**Short exercise:** Write down each entry again, exactly as it reads.

__________________________________________________

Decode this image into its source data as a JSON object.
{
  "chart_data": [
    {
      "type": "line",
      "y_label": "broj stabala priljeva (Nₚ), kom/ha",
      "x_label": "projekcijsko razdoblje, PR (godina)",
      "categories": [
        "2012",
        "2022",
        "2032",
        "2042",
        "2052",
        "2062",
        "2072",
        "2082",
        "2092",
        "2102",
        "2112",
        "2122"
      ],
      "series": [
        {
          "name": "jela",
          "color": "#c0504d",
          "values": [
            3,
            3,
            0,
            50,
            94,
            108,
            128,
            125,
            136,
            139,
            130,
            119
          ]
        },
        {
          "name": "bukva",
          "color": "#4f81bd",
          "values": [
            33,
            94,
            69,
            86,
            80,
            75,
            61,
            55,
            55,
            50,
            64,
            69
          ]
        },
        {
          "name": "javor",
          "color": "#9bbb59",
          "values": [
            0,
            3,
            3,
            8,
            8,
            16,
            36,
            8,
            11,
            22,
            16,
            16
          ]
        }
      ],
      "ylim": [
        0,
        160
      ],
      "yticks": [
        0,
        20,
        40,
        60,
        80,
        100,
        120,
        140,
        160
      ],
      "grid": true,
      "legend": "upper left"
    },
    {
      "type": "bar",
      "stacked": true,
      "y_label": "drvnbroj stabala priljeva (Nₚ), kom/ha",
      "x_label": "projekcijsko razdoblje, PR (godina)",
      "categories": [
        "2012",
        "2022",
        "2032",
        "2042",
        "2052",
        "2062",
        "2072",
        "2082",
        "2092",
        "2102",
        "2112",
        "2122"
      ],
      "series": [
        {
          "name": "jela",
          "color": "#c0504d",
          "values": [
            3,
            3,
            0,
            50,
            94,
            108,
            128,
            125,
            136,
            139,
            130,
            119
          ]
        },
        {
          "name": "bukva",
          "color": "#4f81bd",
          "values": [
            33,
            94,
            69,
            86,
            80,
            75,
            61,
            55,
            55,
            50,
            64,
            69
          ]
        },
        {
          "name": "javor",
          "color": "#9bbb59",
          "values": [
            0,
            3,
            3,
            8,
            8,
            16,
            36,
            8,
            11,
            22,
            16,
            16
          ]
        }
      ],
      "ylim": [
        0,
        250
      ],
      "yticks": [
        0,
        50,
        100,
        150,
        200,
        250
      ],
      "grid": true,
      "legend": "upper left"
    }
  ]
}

__________________________________________________

**Correct result:**
Decode this image into its source data as a JSON object.
{
  "chart_data": [
    {
      "type": "line",
      "y_label": "broj stabala priljeva (Nₚ), kom/ha",
      "x_label": "projekcijsko razdoblje, PR (godina)",
      "categories": [
        "2012",
        "2022",
        "2032",
        "2042",
        "2052",
        "2062",
        "2072",
        "2082",
        "2092",
        "2102",
        "2112",
        "2122"
      ],
      "series": [
        {
          "name": "jela",
          "color": "#c0504d",
          "values": [
            3,
            3,
            0,
            50,
            94,
            108,
            128,
            125,
            136,
            139,
            130,
            119
          ]
        },
        {
          "name": "bukva",
          "color": "#4f81bd",
          "values": [
            33,
            94,
            69,
            86,
            80,
            75,
            61,
            55,
            55,
            50,
            64,
            69
          ]
        },
        {
          "name": "javor",
          "color": "#9bbb59",
          "values": [
            0,
            3,
            3,
            8,
            8,
            16,
            36,
            8,
            11,
            22,
            16,
            16
          ]
        }
      ],
      "ylim": [
        0,
        160
      ],
      "yticks": [
        0,
        20,
        40,
        60,
        80,
        100,
        120,
        140,
        160
      ],
      "grid": true,
      "legend": "upper left"
    },
    {
      "type": "bar",
      "stacked": true,
      "y_label": "drvnbroj stabala priljeva (Nₚ), kom/ha",
      "x_label": "projekcijsko razdoblje, PR (godina)",
      "categories": [
        "2012",
        "2022",
        "2032",
        "2042",
        "2052",
        "2062",
        "2072",
        "2082",
        "2092",
        "2102",
        "2112",
        "2122"
      ],
      "series": [
        {
          "name": "jela",
          "color": "#c0504d",
          "values": [
            3,
            3,
            0,
            50,
            94,
            108,
            128,
            125,
            136,
            139,
            130,
            119
          ]
        },
        {
          "name": "bukva",
          "color": "#4f81bd",
          "values": [
            33,
            94,
            69,
            86,
            80,
            75,
            61,
            55,
            55,
            50,
            64,
            69
          ]
        },
        {
          "name": "javor",
          "color": "#9bbb59",
          "values": [
            0,
            3,
            3,
            8,
            8,
            16,
            36,
            8,
            11,
            22,
            16,
            16
          ]
        }
      ],
      "ylim": [
        0,
        250
      ],
      "yticks": [
        0,
        50,
        100,
        150,
        200,
        250
      ],
      "grid": true,
      "legend": "upper left"
    }
  ]
}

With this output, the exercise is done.